Stored data entries:

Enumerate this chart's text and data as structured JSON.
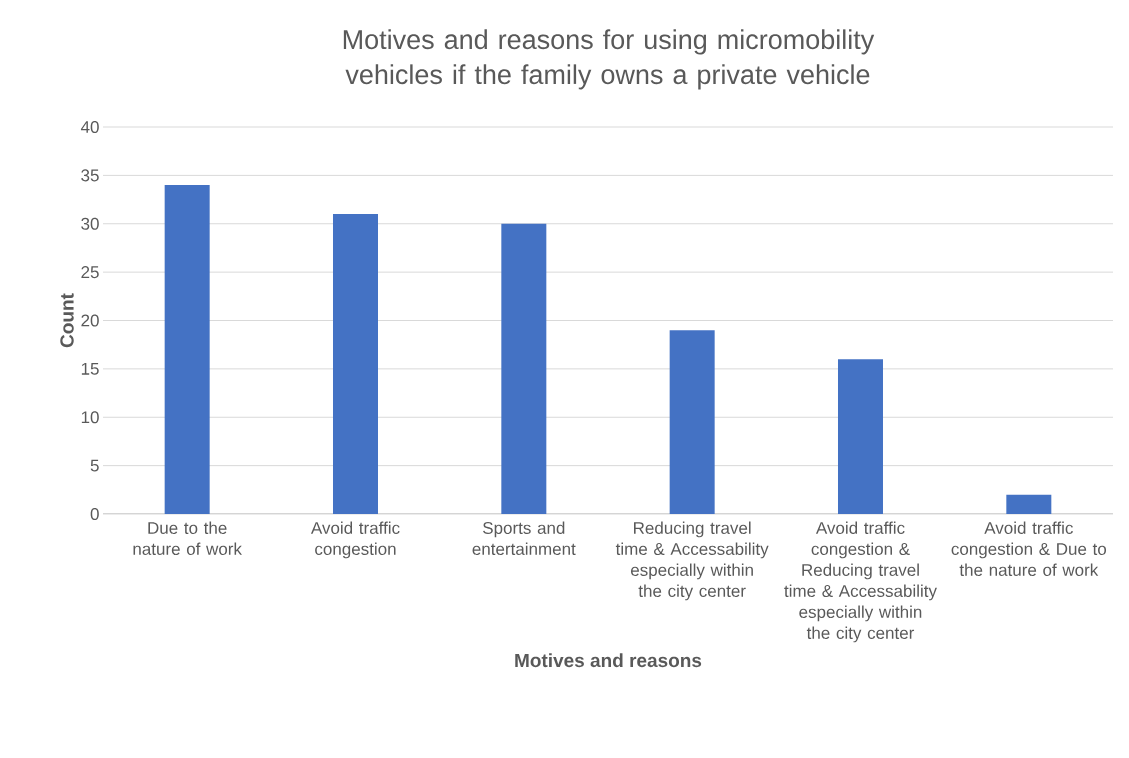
{
  "chart_data": {
    "type": "bar",
    "title": "Motives and reasons for using micromobility vehicles if the family owns a private vehicle",
    "xlabel": "Motives and reasons",
    "ylabel": "Count",
    "categories": [
      "Due to the nature of work",
      "Avoid traffic congestion",
      "Sports and entertainment",
      "Reducing travel time & Accessability especially within the city center",
      "Avoid traffic congestion & Reducing travel time & Accessability especially within the city center",
      "Avoid traffic congestion & Due to the nature of work"
    ],
    "values": [
      34,
      31,
      30,
      19,
      16,
      2
    ],
    "color": "#4472c4",
    "ylim": [
      0,
      40
    ],
    "yticks": [
      0,
      5,
      10,
      15,
      20,
      25,
      30,
      35,
      40
    ],
    "grid": "y"
  }
}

- PROBLEM TO WORK ON -
In your copy, leave out the pictures and reproduce the material above exactly.

- TASK OUTPUT -
Enumerate this chart's text and data as structured JSON.
{
  "chart_data": {
    "type": "bar",
    "title": "Motives and reasons for using micromobility vehicles if the family owns a private vehicle",
    "xlabel": "Motives and reasons",
    "ylabel": "Count",
    "categories": [
      "Due to the nature of work",
      "Avoid traffic congestion",
      "Sports and entertainment",
      "Reducing travel time & Accessability especially within the city center",
      "Avoid traffic congestion & Reducing travel time & Accessability especially within the city center",
      "Avoid traffic congestion & Due to the nature of work"
    ],
    "values": [
      34,
      31,
      30,
      19,
      16,
      2
    ],
    "color": "#4472c4",
    "ylim": [
      0,
      40
    ],
    "yticks": [
      0,
      5,
      10,
      15,
      20,
      25,
      30,
      35,
      40
    ],
    "grid": "y"
  }
}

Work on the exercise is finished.